— start of INPUT RECORDS —

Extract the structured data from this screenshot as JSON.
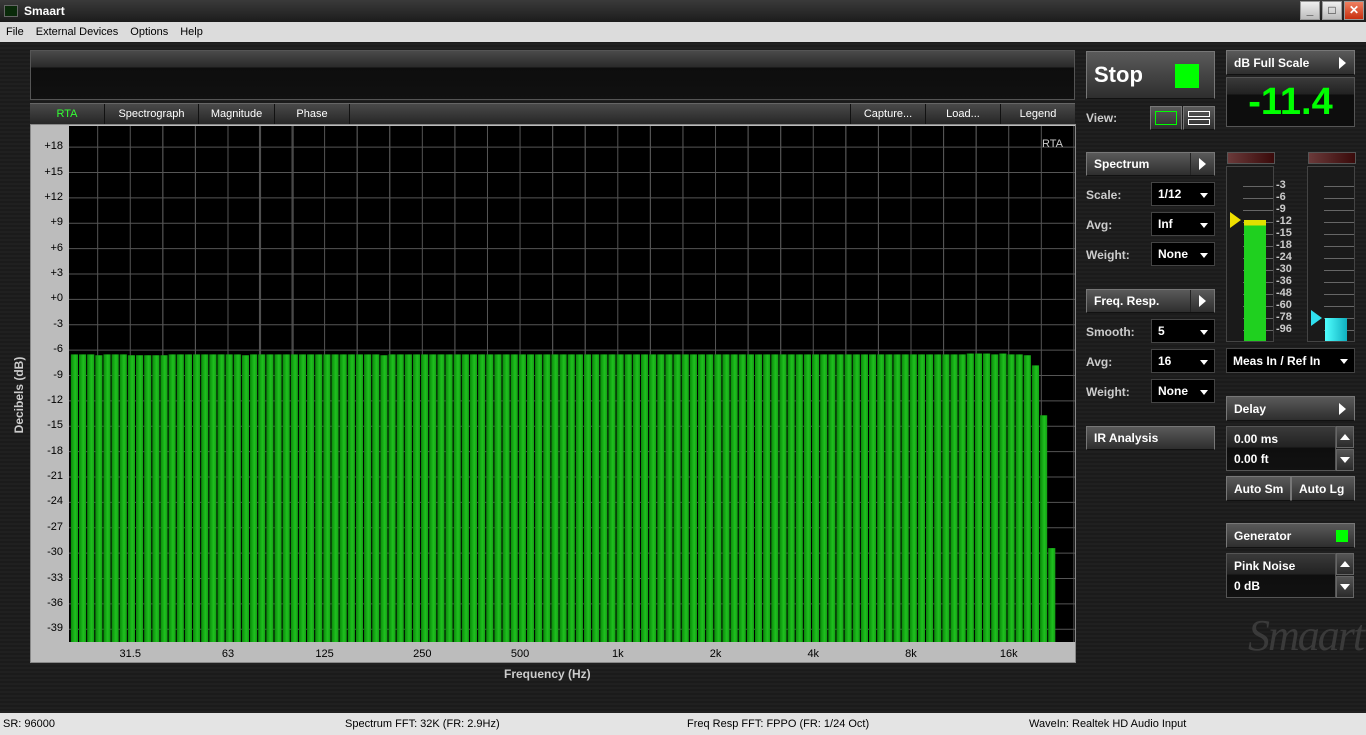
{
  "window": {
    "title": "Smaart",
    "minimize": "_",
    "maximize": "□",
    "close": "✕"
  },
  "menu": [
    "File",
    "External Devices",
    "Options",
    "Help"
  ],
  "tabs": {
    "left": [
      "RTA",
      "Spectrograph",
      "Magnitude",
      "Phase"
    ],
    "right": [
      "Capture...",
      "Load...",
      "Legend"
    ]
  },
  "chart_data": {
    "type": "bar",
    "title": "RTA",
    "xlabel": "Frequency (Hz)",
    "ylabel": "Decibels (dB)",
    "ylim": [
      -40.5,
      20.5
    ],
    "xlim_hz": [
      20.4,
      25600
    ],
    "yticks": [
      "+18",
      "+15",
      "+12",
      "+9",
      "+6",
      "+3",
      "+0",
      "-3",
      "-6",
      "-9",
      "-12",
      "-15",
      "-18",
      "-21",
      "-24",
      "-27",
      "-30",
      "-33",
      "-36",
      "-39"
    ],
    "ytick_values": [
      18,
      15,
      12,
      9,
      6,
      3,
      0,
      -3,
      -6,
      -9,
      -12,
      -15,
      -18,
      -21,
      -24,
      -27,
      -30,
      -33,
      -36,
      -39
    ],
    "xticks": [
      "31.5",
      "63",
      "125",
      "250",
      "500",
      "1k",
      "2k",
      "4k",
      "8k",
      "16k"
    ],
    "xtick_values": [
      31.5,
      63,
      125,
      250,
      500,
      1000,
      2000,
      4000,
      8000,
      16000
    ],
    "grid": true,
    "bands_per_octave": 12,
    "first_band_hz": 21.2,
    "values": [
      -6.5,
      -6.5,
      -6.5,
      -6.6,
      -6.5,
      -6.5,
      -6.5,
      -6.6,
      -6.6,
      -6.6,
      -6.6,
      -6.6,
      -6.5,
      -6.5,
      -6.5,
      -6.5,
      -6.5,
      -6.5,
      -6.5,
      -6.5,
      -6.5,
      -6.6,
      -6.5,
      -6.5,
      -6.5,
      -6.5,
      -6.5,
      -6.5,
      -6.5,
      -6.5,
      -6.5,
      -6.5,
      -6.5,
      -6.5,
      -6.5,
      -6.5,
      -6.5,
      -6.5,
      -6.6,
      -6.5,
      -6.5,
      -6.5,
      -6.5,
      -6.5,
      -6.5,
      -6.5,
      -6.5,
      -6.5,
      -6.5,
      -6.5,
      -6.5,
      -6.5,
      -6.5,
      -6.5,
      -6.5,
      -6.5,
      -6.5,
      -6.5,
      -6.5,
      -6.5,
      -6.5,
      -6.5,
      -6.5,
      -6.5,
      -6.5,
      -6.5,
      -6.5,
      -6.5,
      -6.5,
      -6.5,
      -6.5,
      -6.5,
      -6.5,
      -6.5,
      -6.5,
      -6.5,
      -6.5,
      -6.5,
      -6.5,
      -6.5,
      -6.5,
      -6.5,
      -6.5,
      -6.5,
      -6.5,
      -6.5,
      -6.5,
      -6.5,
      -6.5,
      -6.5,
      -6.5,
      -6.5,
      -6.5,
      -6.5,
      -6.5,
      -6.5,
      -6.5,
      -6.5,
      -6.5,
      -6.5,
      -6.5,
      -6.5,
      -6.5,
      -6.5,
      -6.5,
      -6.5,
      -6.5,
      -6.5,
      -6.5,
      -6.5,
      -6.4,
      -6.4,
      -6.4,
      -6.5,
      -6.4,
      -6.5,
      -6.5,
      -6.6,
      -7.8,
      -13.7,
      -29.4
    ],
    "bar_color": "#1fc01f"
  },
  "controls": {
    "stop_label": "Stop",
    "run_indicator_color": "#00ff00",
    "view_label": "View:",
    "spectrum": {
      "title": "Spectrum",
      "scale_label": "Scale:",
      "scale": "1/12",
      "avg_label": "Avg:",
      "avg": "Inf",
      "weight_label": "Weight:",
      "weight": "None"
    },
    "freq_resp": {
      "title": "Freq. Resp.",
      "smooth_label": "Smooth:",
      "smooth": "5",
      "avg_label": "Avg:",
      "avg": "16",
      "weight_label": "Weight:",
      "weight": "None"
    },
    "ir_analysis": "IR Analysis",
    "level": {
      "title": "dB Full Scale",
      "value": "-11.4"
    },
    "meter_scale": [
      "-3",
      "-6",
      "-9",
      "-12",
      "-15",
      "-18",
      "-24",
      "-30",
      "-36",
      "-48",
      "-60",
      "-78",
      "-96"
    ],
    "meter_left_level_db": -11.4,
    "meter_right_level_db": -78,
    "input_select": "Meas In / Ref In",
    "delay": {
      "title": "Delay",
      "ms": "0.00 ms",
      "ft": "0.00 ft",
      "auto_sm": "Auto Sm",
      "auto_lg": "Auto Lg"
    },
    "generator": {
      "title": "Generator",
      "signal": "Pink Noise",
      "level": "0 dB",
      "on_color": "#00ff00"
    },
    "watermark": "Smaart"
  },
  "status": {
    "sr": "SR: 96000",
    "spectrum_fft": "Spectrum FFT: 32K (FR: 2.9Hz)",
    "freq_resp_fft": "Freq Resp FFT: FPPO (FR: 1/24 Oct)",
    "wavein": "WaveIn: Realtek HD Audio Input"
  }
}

— end of INPUT RECORDS —
— start of INPUT RECORDS —

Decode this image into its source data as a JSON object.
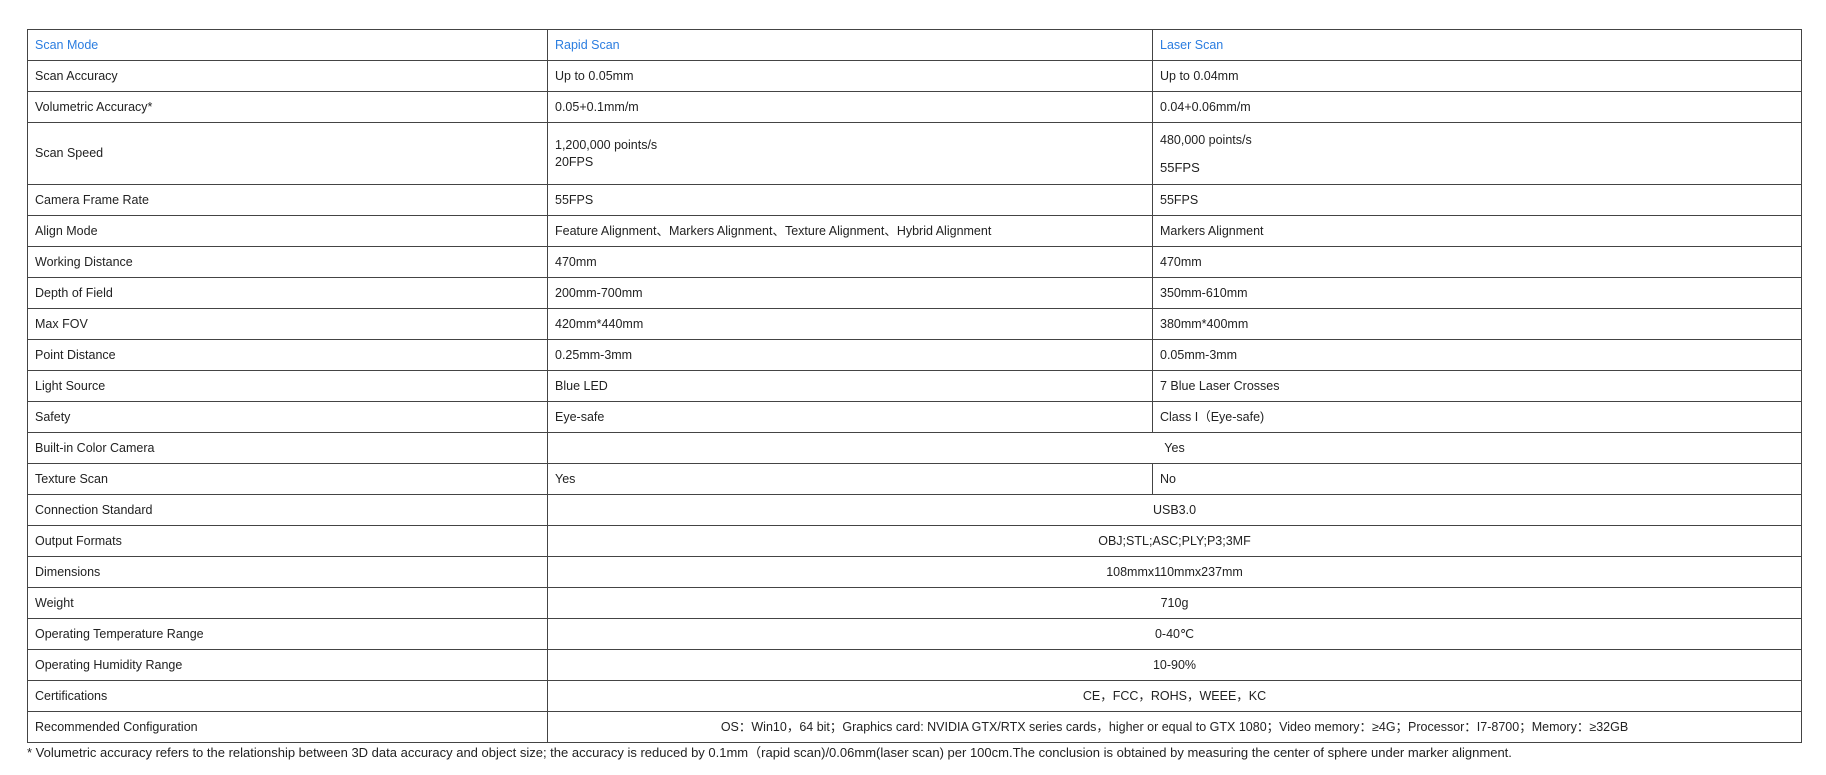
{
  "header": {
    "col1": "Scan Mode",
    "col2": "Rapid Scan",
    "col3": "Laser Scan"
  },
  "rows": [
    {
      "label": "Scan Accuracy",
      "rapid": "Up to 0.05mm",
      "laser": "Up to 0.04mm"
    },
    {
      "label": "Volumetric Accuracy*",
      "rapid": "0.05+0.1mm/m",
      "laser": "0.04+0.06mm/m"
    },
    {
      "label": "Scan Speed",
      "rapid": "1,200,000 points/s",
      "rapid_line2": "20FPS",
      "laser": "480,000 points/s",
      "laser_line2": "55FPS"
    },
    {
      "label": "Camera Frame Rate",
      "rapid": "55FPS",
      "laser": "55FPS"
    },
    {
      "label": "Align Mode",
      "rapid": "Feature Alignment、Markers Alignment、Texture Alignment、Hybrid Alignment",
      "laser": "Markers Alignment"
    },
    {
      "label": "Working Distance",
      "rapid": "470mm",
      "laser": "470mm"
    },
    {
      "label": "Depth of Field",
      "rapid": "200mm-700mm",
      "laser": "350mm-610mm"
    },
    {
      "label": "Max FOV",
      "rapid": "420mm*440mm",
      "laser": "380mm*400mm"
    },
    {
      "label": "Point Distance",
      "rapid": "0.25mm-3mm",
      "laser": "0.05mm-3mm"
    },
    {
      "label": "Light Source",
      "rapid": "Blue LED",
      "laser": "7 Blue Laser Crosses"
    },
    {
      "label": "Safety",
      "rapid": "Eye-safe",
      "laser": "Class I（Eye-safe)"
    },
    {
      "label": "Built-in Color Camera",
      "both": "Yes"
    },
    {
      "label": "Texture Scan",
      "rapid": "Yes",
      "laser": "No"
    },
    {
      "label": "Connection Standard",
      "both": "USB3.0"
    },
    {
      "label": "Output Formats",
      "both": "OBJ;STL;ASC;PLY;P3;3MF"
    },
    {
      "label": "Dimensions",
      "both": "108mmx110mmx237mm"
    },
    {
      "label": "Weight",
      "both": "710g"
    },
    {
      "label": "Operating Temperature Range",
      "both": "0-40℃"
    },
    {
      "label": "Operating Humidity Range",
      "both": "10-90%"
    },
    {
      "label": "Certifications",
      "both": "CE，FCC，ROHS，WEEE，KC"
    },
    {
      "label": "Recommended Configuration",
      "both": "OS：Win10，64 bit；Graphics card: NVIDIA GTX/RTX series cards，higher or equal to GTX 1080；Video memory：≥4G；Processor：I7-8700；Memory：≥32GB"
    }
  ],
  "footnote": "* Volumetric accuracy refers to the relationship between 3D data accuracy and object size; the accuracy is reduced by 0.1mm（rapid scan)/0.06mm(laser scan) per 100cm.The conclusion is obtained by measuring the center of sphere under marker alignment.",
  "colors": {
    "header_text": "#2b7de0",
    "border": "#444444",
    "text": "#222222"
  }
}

— end of INPUT RECORDS —
— start of INPUT RECORDS —

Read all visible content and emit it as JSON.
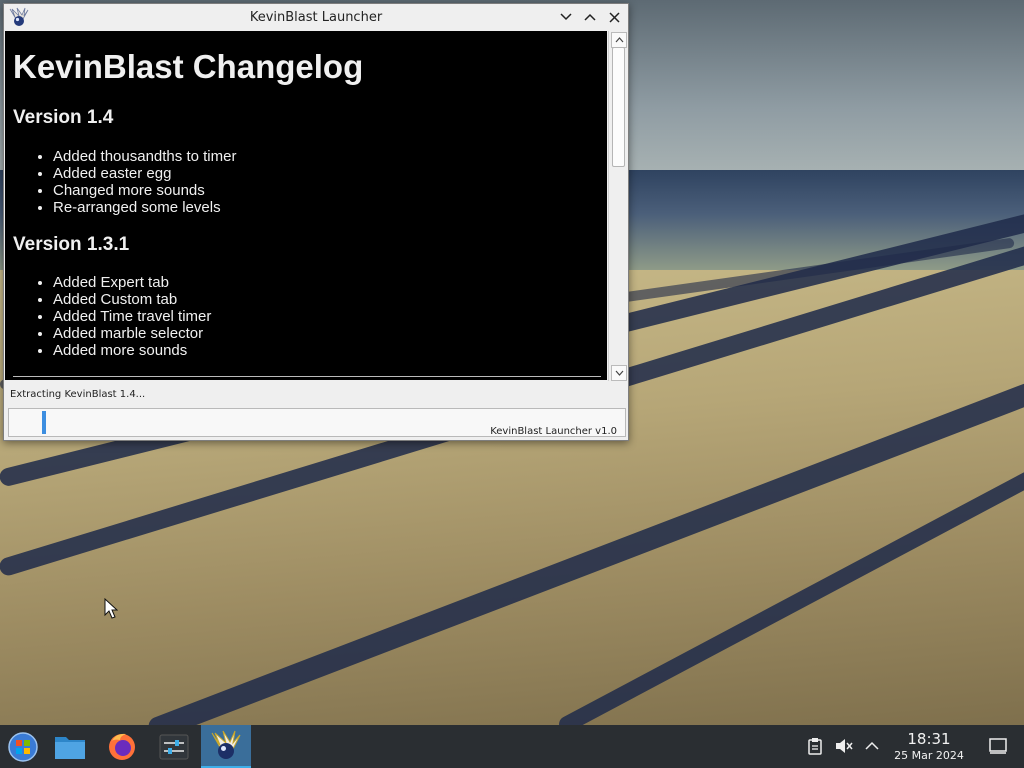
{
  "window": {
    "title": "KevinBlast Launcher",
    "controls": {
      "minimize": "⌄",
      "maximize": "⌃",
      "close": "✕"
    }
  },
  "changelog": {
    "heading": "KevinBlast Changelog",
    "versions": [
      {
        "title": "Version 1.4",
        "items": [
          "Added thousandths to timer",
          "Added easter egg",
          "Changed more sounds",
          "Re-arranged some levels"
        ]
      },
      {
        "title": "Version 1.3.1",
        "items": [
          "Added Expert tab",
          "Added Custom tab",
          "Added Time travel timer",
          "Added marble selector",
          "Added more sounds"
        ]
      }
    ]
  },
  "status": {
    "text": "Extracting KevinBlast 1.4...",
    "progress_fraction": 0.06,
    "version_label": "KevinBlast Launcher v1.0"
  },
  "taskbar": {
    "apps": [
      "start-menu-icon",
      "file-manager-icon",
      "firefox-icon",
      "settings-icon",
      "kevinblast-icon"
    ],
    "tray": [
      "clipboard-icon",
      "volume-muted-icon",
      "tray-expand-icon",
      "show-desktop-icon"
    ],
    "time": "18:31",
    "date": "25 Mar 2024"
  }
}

— end of INPUT RECORDS —

Which lines of the material contain the string "more"? List each of them.

> [WRITTEN RESPONSE]
          "Changed more sounds",
          "Added more sounds"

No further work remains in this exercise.